Exercise inputs ->

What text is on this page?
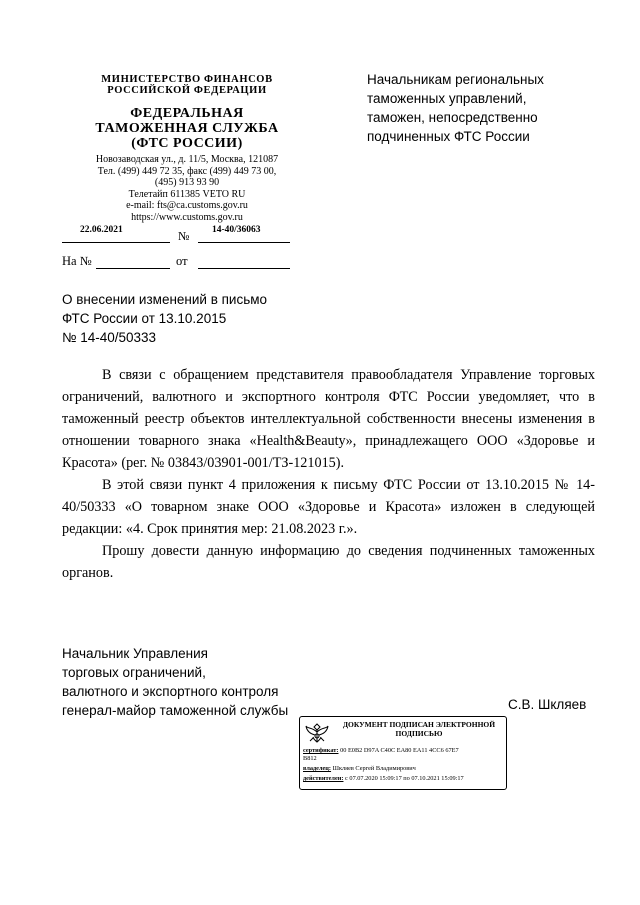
МИНИСТЕРСТВО ФИНАНСОВ
РОССИЙСКОЙ ФЕДЕРАЦИИ
ФЕДЕРАЛЬНАЯ
ТАМОЖЕННАЯ СЛУЖБА
(ФТС РОССИИ)
Новозаводская ул., д. 11/5, Москва, 121087
Тел. (499) 449 72 35, факс (499) 449 73 00,
(495) 913 93 90
Телетайп 611385 VETO RU
e-mail: fts@ca.customs.gov.ru
https://www.customs.gov.ru
22.06.2021	№ 14-40/36063
На №	от
Начальникам региональных
таможенных управлений,
таможен, непосредственно
подчиненных ФТС России
О внесении изменений в письмо
ФТС России от 13.10.2015
№ 14-40/50333

В связи с обращением представителя правообладателя Управление торговых ограничений, валютного и экспортного контроля ФТС России уведомляет, что в таможенный реестр объектов интеллектуальной собственности внесены изменения в отношении товарного знака «Health&Beauty», принадлежащего ООО «Здоровье и Красота» (рег. № 03843/03901-001/ТЗ-121015).

В этой связи пункт 4 приложения к письму ФТС России от 13.10.2015 № 14-40/50333 «О товарном знаке ООО «Здоровье и Красота» изложен в следующей редакции: «4. Срок принятия мер: 21.08.2023 г.».

Прошу довести данную информацию до сведения подчиненных таможенных органов.

Начальник Управления
торговых ограничений,
валютного и экспортного контроля
генерал-майор таможенной службы	С.В. Шкляев
ДОКУМЕНТ ПОДПИСАН ЭЛЕКТРОННОЙ
ПОДПИСЬЮ
сертификат: 00 E0B2 D97A C40C EA80 EA11 4CC6 67E7
B812
владелец: Шкляев Сергей Владимирович
действителен: с 07.07.2020 15:09:17 по 07.10.2021 15:09:17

Requirement -> Omitting all images, retype each line of the records precisely.

Task result ->
What text is on this page?
МИНИСТЕРСТВО ФИНАНСОВ
РОССИЙСКОЙ ФЕДЕРАЦИИ
ФЕДЕРАЛЬНАЯ
ТАМОЖЕННАЯ СЛУЖБА
(ФТС РОССИИ)
Новозаводская ул., д. 11/5, Москва, 121087
Тел. (499) 449 72 35, факс (499) 449 73 00,
(495) 913 93 90
Телетайп 611385 VETO RU
e-mail: fts@ca.customs.gov.ru
https://www.customs.gov.ru
22.06.2021	№ 14-40/36063
На №	от
Начальникам региональных
таможенных управлений,
таможен, непосредственно
подчиненных ФТС России
О внесении изменений в письмо
ФТС России от 13.10.2015
№ 14-40/50333

В связи с обращением представителя правообладателя Управление торговых ограничений, валютного и экспортного контроля ФТС России уведомляет, что в таможенный реестр объектов интеллектуальной собственности внесены изменения в отношении товарного знака «Health&Beauty», принадлежащего ООО «Здоровье и Красота» (рег. № 03843/03901-001/ТЗ-121015).

В этой связи пункт 4 приложения к письму ФТС России от 13.10.2015 № 14-40/50333 «О товарном знаке ООО «Здоровье и Красота» изложен в следующей редакции: «4. Срок принятия мер: 21.08.2023 г.».

Прошу довести данную информацию до сведения подчиненных таможенных органов.

Начальник Управления
торговых ограничений,
валютного и экспортного контроля
генерал-майор таможенной службы	С.В. Шкляев
ДОКУМЕНТ ПОДПИСАН ЭЛЕКТРОННОЙ
ПОДПИСЬЮ
сертификат: 00 E0B2 D97A C40C EA80 EA11 4CC6 67E7
B812
владелец: Шкляев Сергей Владимирович
действителен: с 07.07.2020 15:09:17 по 07.10.2021 15:09:17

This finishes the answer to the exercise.